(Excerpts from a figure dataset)
+ + + + + + +
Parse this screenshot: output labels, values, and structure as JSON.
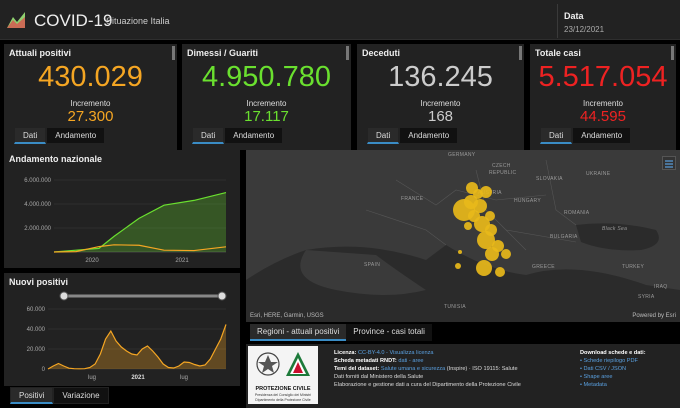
{
  "header": {
    "title": "COVID-19",
    "subtitle": "Situazione Italia",
    "date_label": "Data",
    "date_value": "23/12/2021"
  },
  "cards": [
    {
      "title": "Attuali positivi",
      "value": "430.029",
      "increment_label": "Incremento",
      "increment": "27.300",
      "color": "#f5a623",
      "inc_color": "#f5a623",
      "tabs": [
        "Dati",
        "Andamento"
      ]
    },
    {
      "title": "Dimessi / Guariti",
      "value": "4.950.780",
      "increment_label": "Incremento",
      "increment": "17.117",
      "color": "#6ae02f",
      "inc_color": "#6ae02f",
      "tabs": [
        "Dati",
        "Andamento"
      ]
    },
    {
      "title": "Deceduti",
      "value": "136.245",
      "increment_label": "Incremento",
      "increment": "168",
      "color": "#cccccc",
      "inc_color": "#cccccc",
      "tabs": [
        "Dati",
        "Andamento"
      ]
    },
    {
      "title": "Totale casi",
      "value": "5.517.054",
      "increment_label": "Incremento",
      "increment": "44.595",
      "color": "#ee2222",
      "inc_color": "#ee2222",
      "tabs": [
        "Dati",
        "Andamento"
      ]
    }
  ],
  "chart_national": {
    "title": "Andamento nazionale",
    "chart_data": {
      "type": "area",
      "x": [
        "2020-02",
        "2020-06",
        "2020-10",
        "2020-12",
        "2021-03",
        "2021-06",
        "2021-09",
        "2021-12"
      ],
      "x_tick_labels": [
        "2020",
        "2021"
      ],
      "y_tick_labels": [
        "6.000.000",
        "4.000.000",
        "2.000.000"
      ],
      "ylim": [
        0,
        6000000
      ],
      "series": [
        {
          "name": "",
          "color": "#6ae02f",
          "values": [
            0,
            150000,
            300000,
            1300000,
            2800000,
            3900000,
            4300000,
            4950780
          ]
        },
        {
          "name": "",
          "color": "#f5a623",
          "values": [
            0,
            30000,
            450000,
            600000,
            560000,
            150000,
            120000,
            430029
          ]
        }
      ]
    }
  },
  "chart_new": {
    "title": "Nuovi positivi",
    "tabs": [
      "Positivi",
      "Variazione"
    ],
    "chart_data": {
      "type": "area",
      "x_tick_labels": [
        "lug",
        "2021",
        "lug"
      ],
      "y_tick_labels": [
        "60.000",
        "40.000",
        "20.000",
        "0"
      ],
      "ylim": [
        0,
        60000
      ],
      "series": [
        {
          "name": "",
          "color": "#f5a623",
          "values": [
            0,
            3000,
            5500,
            3000,
            800,
            300,
            200,
            300,
            1500,
            5000,
            15000,
            30000,
            38000,
            28000,
            22000,
            18000,
            15000,
            14000,
            20000,
            23000,
            18000,
            12000,
            5000,
            1500,
            1000,
            3000,
            7000,
            6500,
            4500,
            3000,
            4000,
            10000,
            20000,
            30000,
            44595
          ]
        }
      ]
    }
  },
  "map": {
    "places": [
      "GERMANY",
      "CZECH",
      "REPUBLIC",
      "SLOVAKIA",
      "UKRAINE",
      "AUSTRIA",
      "HUNGARY",
      "FRANCE",
      "ROMANIA",
      "Black Sea",
      "BULGARIA",
      "SPAIN",
      "GREECE",
      "TURKEY",
      "TUNISIA",
      "SYRIA",
      "IRAQ"
    ],
    "attribution": "Esri, HERE, Garmin, USGS",
    "powered": "Powered by Esri",
    "dot_color": "#e8b81a"
  },
  "map_tabs": [
    "Regioni - attuali positivi",
    "Province - casi totali"
  ],
  "info": {
    "logo_text": "PROTEZIONE CIVILE",
    "logo_sub1": "Presidenza del Consiglio dei Ministri",
    "logo_sub2": "Dipartimento della Protezione Civile",
    "license_label": "Licenza:",
    "license_link": "CC-BY-4.0 - Visualizza licenza",
    "metadata_label": "Scheda metadati RNDT:",
    "metadata_link": "dati - aree",
    "themes_label": "Temi del dataset:",
    "themes_link": "Salute umana e sicurezza",
    "themes_rest": "(Inspire) · ISO 19115: Salute",
    "source": "Dati forniti dal Ministero della Salute",
    "elaboration": "Elaborazione e gestione dati a cura del Dipartimento della Protezione Civile",
    "download_title": "Download schede e dati:",
    "downloads": [
      "Schede riepilogo PDF",
      "Dati CSV / JSON",
      "Shape aree",
      "Metadata"
    ]
  }
}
+ + + + + + +
### OBJECTIVE
Repeat the records above verbatim, with no pictures in the result.

### TASK ANSWER
Parse this screenshot: output labels, values, and structure as JSON.
{
  "header": {
    "title": "COVID-19",
    "subtitle": "Situazione Italia",
    "date_label": "Data",
    "date_value": "23/12/2021"
  },
  "cards": [
    {
      "title": "Attuali positivi",
      "value": "430.029",
      "increment_label": "Incremento",
      "increment": "27.300",
      "color": "#f5a623",
      "inc_color": "#f5a623",
      "tabs": [
        "Dati",
        "Andamento"
      ]
    },
    {
      "title": "Dimessi / Guariti",
      "value": "4.950.780",
      "increment_label": "Incremento",
      "increment": "17.117",
      "color": "#6ae02f",
      "inc_color": "#6ae02f",
      "tabs": [
        "Dati",
        "Andamento"
      ]
    },
    {
      "title": "Deceduti",
      "value": "136.245",
      "increment_label": "Incremento",
      "increment": "168",
      "color": "#cccccc",
      "inc_color": "#cccccc",
      "tabs": [
        "Dati",
        "Andamento"
      ]
    },
    {
      "title": "Totale casi",
      "value": "5.517.054",
      "increment_label": "Incremento",
      "increment": "44.595",
      "color": "#ee2222",
      "inc_color": "#ee2222",
      "tabs": [
        "Dati",
        "Andamento"
      ]
    }
  ],
  "chart_national": {
    "title": "Andamento nazionale",
    "chart_data": {
      "type": "area",
      "x": [
        "2020-02",
        "2020-06",
        "2020-10",
        "2020-12",
        "2021-03",
        "2021-06",
        "2021-09",
        "2021-12"
      ],
      "x_tick_labels": [
        "2020",
        "2021"
      ],
      "y_tick_labels": [
        "6.000.000",
        "4.000.000",
        "2.000.000"
      ],
      "ylim": [
        0,
        6000000
      ],
      "series": [
        {
          "name": "",
          "color": "#6ae02f",
          "values": [
            0,
            150000,
            300000,
            1300000,
            2800000,
            3900000,
            4300000,
            4950780
          ]
        },
        {
          "name": "",
          "color": "#f5a623",
          "values": [
            0,
            30000,
            450000,
            600000,
            560000,
            150000,
            120000,
            430029
          ]
        }
      ]
    }
  },
  "chart_new": {
    "title": "Nuovi positivi",
    "tabs": [
      "Positivi",
      "Variazione"
    ],
    "chart_data": {
      "type": "area",
      "x_tick_labels": [
        "lug",
        "2021",
        "lug"
      ],
      "y_tick_labels": [
        "60.000",
        "40.000",
        "20.000",
        "0"
      ],
      "ylim": [
        0,
        60000
      ],
      "series": [
        {
          "name": "",
          "color": "#f5a623",
          "values": [
            0,
            3000,
            5500,
            3000,
            800,
            300,
            200,
            300,
            1500,
            5000,
            15000,
            30000,
            38000,
            28000,
            22000,
            18000,
            15000,
            14000,
            20000,
            23000,
            18000,
            12000,
            5000,
            1500,
            1000,
            3000,
            7000,
            6500,
            4500,
            3000,
            4000,
            10000,
            20000,
            30000,
            44595
          ]
        }
      ]
    }
  },
  "map": {
    "places": [
      "GERMANY",
      "CZECH",
      "REPUBLIC",
      "SLOVAKIA",
      "UKRAINE",
      "AUSTRIA",
      "HUNGARY",
      "FRANCE",
      "ROMANIA",
      "Black Sea",
      "BULGARIA",
      "SPAIN",
      "GREECE",
      "TURKEY",
      "TUNISIA",
      "SYRIA",
      "IRAQ"
    ],
    "attribution": "Esri, HERE, Garmin, USGS",
    "powered": "Powered by Esri",
    "dot_color": "#e8b81a"
  },
  "map_tabs": [
    "Regioni - attuali positivi",
    "Province - casi totali"
  ],
  "info": {
    "logo_text": "PROTEZIONE CIVILE",
    "logo_sub1": "Presidenza del Consiglio dei Ministri",
    "logo_sub2": "Dipartimento della Protezione Civile",
    "license_label": "Licenza:",
    "license_link": "CC-BY-4.0 - Visualizza licenza",
    "metadata_label": "Scheda metadati RNDT:",
    "metadata_link": "dati - aree",
    "themes_label": "Temi del dataset:",
    "themes_link": "Salute umana e sicurezza",
    "themes_rest": "(Inspire) · ISO 19115: Salute",
    "source": "Dati forniti dal Ministero della Salute",
    "elaboration": "Elaborazione e gestione dati a cura del Dipartimento della Protezione Civile",
    "download_title": "Download schede e dati:",
    "downloads": [
      "Schede riepilogo PDF",
      "Dati CSV / JSON",
      "Shape aree",
      "Metadata"
    ]
  }
}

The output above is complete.